**The problem**
Pull each line holding the word "Daily" from the data.

--- BEGIN Record excerpts ---

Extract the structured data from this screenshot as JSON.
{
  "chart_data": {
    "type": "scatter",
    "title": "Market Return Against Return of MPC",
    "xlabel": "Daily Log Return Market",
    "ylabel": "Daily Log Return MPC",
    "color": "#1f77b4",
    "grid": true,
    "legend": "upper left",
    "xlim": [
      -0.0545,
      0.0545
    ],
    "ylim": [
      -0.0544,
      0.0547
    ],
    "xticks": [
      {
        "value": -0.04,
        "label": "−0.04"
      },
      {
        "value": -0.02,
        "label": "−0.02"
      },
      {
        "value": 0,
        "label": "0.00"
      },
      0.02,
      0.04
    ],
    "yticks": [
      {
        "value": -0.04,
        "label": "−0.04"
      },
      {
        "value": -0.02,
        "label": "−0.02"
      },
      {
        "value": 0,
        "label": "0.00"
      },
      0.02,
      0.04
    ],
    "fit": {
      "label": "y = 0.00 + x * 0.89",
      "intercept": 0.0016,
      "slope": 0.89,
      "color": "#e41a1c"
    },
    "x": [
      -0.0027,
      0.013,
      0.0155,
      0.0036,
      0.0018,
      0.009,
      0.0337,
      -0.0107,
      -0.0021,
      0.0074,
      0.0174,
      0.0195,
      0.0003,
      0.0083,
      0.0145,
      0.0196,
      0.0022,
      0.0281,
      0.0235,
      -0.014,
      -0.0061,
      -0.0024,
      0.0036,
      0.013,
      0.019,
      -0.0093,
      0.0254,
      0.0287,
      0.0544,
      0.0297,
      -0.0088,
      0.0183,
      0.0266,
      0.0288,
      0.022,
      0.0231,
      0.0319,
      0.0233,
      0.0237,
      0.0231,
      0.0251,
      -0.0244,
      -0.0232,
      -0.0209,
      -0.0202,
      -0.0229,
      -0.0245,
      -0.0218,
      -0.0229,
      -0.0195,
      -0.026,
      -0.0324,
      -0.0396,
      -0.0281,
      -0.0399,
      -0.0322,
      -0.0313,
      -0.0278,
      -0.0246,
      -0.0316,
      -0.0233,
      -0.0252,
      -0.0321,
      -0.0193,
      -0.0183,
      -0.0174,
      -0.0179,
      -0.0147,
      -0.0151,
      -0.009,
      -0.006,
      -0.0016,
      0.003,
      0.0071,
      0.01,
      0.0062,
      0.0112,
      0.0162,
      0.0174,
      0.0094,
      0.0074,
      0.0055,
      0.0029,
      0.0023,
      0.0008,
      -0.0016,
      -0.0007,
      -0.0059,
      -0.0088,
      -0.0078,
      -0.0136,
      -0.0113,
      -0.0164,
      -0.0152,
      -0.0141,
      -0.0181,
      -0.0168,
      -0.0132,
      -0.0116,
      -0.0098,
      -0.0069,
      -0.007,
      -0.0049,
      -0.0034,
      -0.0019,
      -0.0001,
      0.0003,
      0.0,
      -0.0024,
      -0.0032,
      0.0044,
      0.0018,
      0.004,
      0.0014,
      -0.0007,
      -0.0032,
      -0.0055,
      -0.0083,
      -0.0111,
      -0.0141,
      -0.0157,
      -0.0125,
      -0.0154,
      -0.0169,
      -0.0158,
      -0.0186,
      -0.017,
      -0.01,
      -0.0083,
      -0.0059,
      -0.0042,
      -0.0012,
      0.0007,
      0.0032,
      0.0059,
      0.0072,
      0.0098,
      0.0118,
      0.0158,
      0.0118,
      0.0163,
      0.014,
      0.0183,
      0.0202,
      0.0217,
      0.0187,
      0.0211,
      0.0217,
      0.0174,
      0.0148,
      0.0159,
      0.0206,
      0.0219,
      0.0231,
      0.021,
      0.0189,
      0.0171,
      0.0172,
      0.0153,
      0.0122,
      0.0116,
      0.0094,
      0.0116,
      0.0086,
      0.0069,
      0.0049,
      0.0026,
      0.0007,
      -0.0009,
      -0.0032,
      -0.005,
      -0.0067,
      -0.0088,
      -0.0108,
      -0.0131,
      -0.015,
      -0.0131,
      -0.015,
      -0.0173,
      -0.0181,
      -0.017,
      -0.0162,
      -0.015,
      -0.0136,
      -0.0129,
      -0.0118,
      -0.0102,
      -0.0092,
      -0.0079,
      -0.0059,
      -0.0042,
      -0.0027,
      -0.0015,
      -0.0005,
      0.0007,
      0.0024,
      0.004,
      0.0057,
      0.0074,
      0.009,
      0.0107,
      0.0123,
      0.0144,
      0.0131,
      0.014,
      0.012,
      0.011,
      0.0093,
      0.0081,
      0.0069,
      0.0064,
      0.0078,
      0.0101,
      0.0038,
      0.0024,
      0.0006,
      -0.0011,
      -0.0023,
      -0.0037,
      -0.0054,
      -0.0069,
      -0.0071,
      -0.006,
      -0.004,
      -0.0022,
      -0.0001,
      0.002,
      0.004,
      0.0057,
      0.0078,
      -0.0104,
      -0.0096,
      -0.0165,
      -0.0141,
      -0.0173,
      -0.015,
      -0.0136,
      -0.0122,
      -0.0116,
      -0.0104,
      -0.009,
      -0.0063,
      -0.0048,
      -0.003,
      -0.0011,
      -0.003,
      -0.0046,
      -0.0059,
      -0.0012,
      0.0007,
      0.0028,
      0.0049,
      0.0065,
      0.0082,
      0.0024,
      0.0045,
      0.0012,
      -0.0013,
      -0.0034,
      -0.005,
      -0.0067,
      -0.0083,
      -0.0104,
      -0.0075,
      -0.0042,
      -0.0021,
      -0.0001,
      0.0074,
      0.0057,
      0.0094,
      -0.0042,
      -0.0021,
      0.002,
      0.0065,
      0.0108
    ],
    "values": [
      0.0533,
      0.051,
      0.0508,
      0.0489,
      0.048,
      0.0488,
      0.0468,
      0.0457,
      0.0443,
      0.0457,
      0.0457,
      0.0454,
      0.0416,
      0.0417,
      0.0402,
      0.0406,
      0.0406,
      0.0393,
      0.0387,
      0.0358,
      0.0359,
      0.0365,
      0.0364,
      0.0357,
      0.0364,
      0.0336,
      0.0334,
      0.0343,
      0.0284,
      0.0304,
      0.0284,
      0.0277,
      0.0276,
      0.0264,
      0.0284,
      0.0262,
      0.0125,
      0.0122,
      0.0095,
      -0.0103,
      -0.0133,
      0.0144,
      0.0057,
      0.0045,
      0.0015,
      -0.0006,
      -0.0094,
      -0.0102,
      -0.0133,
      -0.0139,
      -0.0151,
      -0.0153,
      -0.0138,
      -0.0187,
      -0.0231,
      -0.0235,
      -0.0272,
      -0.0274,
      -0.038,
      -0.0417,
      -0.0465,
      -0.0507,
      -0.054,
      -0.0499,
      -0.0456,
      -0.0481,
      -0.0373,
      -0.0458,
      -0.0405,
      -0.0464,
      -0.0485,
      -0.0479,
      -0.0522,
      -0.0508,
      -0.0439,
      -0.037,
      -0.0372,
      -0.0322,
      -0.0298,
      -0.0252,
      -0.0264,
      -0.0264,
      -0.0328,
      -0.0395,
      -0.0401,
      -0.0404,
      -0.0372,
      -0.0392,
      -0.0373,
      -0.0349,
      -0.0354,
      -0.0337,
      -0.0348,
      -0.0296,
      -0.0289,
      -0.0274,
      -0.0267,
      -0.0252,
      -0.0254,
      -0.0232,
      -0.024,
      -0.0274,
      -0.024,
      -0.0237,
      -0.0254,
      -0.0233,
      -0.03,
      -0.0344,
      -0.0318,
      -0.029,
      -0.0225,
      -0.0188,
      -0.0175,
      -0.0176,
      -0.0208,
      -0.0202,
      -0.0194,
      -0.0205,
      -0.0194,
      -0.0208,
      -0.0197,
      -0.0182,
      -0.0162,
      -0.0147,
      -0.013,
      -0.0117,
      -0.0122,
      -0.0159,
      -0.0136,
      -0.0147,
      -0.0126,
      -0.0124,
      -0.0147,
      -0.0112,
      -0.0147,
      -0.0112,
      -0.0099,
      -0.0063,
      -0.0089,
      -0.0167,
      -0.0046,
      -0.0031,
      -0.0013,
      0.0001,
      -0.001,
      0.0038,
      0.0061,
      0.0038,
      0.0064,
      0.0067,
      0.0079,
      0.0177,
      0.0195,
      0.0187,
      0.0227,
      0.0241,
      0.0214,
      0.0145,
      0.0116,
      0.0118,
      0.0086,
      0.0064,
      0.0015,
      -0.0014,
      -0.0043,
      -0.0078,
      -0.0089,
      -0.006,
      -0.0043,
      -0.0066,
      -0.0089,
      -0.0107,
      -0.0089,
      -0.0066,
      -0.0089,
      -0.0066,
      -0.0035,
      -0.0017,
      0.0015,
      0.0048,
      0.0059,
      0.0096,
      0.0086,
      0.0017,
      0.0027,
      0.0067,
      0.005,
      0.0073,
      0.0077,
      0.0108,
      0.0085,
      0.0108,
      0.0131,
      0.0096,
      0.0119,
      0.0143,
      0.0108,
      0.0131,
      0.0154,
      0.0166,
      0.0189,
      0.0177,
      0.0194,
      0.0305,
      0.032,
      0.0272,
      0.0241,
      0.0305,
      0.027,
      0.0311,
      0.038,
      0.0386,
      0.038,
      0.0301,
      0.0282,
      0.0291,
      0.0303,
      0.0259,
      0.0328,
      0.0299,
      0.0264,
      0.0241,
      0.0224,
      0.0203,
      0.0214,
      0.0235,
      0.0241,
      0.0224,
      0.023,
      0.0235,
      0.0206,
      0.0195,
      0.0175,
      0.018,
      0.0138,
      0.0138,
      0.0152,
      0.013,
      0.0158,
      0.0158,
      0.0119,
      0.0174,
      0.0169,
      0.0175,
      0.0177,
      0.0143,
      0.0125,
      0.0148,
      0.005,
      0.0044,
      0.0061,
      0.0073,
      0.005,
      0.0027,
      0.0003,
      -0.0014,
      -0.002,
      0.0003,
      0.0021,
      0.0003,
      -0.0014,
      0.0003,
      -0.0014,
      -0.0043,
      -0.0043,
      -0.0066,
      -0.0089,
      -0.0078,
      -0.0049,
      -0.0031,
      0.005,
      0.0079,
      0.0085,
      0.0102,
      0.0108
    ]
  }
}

--- END Record excerpts ---

**Finished task**
    "xlabel": "Daily Log Return Market",
    "ylabel": "Daily Log Return MPC",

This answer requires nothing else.